● Challenge: Copy out all lines carrying the word "websites".

(Dataset items)
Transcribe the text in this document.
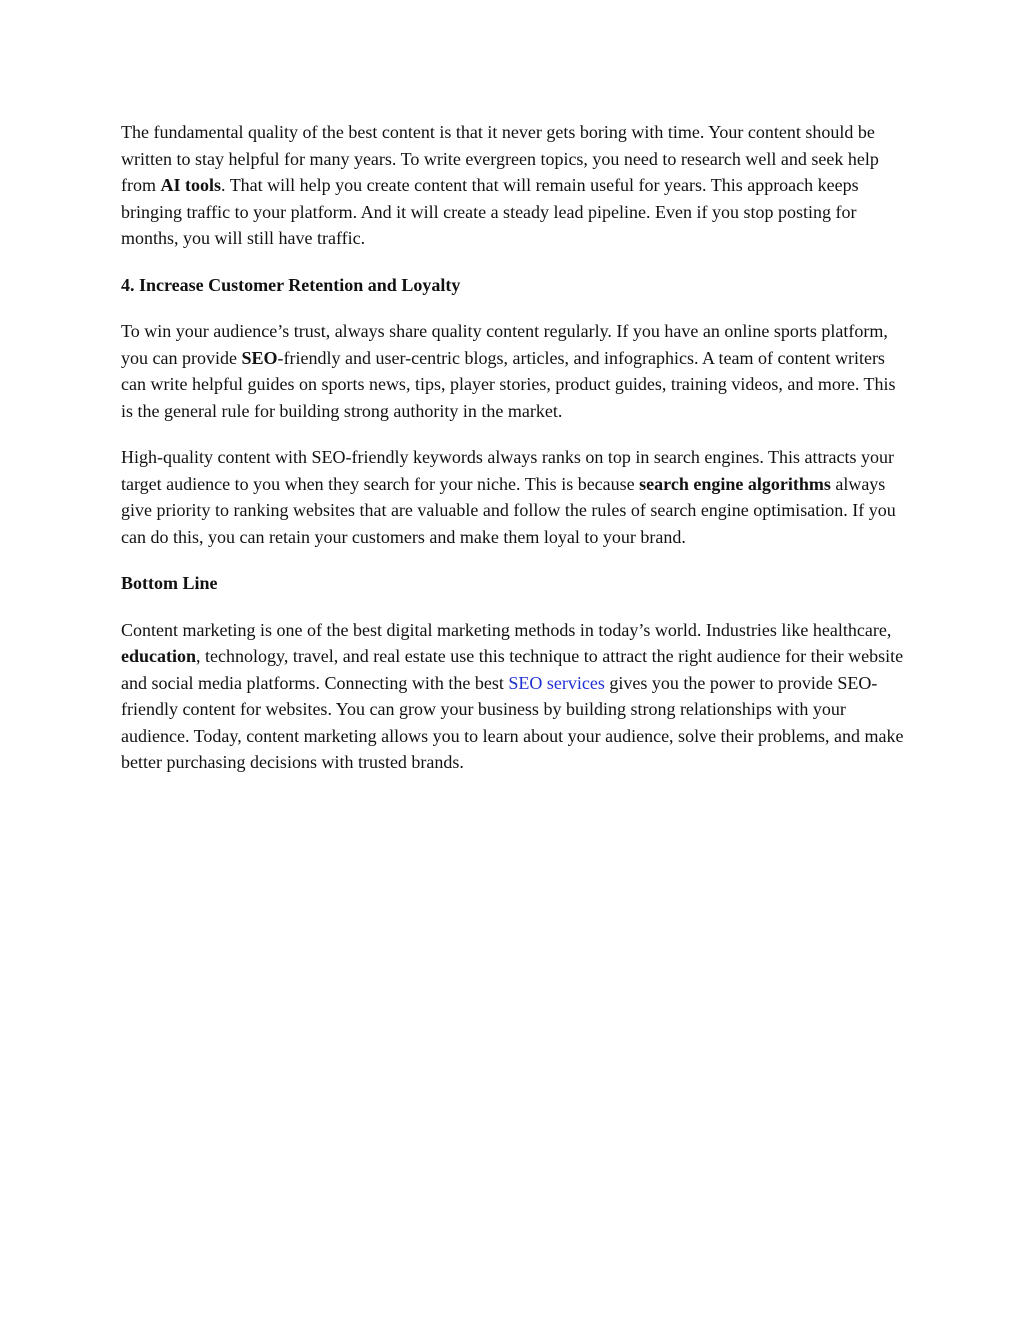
The fundamental quality of the best content is that it never gets boring with time. Your content should be written to stay helpful for many years. To write evergreen topics, you need to research well and seek help from AI tools. That will help you create content that will remain useful for years. This approach keeps bringing traffic to your platform. And it will create a steady lead pipeline. Even if you stop posting for months, you will still have traffic.

4. Increase Customer Retention and Loyalty

To win your audience’s trust, always share quality content regularly. If you have an online sports platform, you can provide SEO-friendly and user-centric blogs, articles, and infographics. A team of content writers can write helpful guides on sports news, tips, player stories, product guides, training videos, and more. This is the general rule for building strong authority in the market.

High-quality content with SEO-friendly keywords always ranks on top in search engines. This attracts your target audience to you when they search for your niche. This is because search engine algorithms always give priority to ranking websites that are valuable and follow the rules of search engine optimisation. If you can do this, you can retain your customers and make them loyal to your brand.

Bottom Line

Content marketing is one of the best digital marketing methods in today’s world. Industries like healthcare, education, technology, travel, and real estate use this technique to attract the right audience for their website and social media platforms. Connecting with the best SEO services gives you the power to provide SEO-friendly content for websites. You can grow your business by building strong relationships with your audience. Today, content marketing allows you to learn about your audience, solve their problems, and make better purchasing decisions with trusted brands.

● Exercise solution:
High-quality content with SEO-friendly keywords always ranks on top in search engines. This attracts your target audience to you when they search for your niche. This is because search engine algorithms always give priority to ranking websites that are valuable and follow the rules of search engine optimisation. If you can do this, you can retain your customers and make them loyal to your brand.
Content marketing is one of the best digital marketing methods in today’s world. Industries like healthcare, education, technology, travel, and real estate use this technique to attract the right audience for their website and social media platforms. Connecting with the best SEO services gives you the power to provide SEO-friendly content for websites. You can grow your business by building strong relationships with your audience. Today, content marketing allows you to learn about your audience, solve their problems, and make better purchasing decisions with trusted brands.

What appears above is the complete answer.